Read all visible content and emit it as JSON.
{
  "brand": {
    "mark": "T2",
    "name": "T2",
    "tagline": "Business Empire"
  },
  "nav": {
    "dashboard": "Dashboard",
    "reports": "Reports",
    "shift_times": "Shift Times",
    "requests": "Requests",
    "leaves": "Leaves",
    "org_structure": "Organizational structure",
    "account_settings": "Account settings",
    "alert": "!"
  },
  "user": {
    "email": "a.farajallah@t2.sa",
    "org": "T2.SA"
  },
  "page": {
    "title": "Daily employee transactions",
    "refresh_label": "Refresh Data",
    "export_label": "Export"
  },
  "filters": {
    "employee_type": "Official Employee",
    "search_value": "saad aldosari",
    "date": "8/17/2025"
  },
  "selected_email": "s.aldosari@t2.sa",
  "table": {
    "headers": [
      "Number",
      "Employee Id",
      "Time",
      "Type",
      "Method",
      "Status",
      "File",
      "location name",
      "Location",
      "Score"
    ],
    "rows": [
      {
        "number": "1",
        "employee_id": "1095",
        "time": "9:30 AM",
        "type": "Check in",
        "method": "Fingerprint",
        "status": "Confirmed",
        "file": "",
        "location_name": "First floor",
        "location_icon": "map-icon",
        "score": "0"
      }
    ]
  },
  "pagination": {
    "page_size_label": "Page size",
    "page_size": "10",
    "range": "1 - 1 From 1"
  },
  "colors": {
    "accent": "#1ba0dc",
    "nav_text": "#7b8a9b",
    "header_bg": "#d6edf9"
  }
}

........

## Exercise details
Above are the records; copy all of them exactly.

## Expected answer
Read all visible content and emit it as JSON.
{
  "brand": {
    "mark": "T2",
    "name": "T2",
    "tagline": "Business Empire"
  },
  "nav": {
    "dashboard": "Dashboard",
    "reports": "Reports",
    "shift_times": "Shift Times",
    "requests": "Requests",
    "leaves": "Leaves",
    "org_structure": "Organizational structure",
    "account_settings": "Account settings",
    "alert": "!"
  },
  "user": {
    "email": "a.farajallah@t2.sa",
    "org": "T2.SA"
  },
  "page": {
    "title": "Daily employee transactions",
    "refresh_label": "Refresh Data",
    "export_label": "Export"
  },
  "filters": {
    "employee_type": "Official Employee",
    "search_value": "saad aldosari",
    "date": "8/17/2025"
  },
  "selected_email": "s.aldosari@t2.sa",
  "table": {
    "headers": [
      "Number",
      "Employee Id",
      "Time",
      "Type",
      "Method",
      "Status",
      "File",
      "location name",
      "Location",
      "Score"
    ],
    "rows": [
      {
        "number": "1",
        "employee_id": "1095",
        "time": "9:30 AM",
        "type": "Check in",
        "method": "Fingerprint",
        "status": "Confirmed",
        "file": "",
        "location_name": "First floor",
        "location_icon": "map-icon",
        "score": "0"
      }
    ]
  },
  "pagination": {
    "page_size_label": "Page size",
    "page_size": "10",
    "range": "1 - 1 From 1"
  },
  "colors": {
    "accent": "#1ba0dc",
    "nav_text": "#7b8a9b",
    "header_bg": "#d6edf9"
  }
}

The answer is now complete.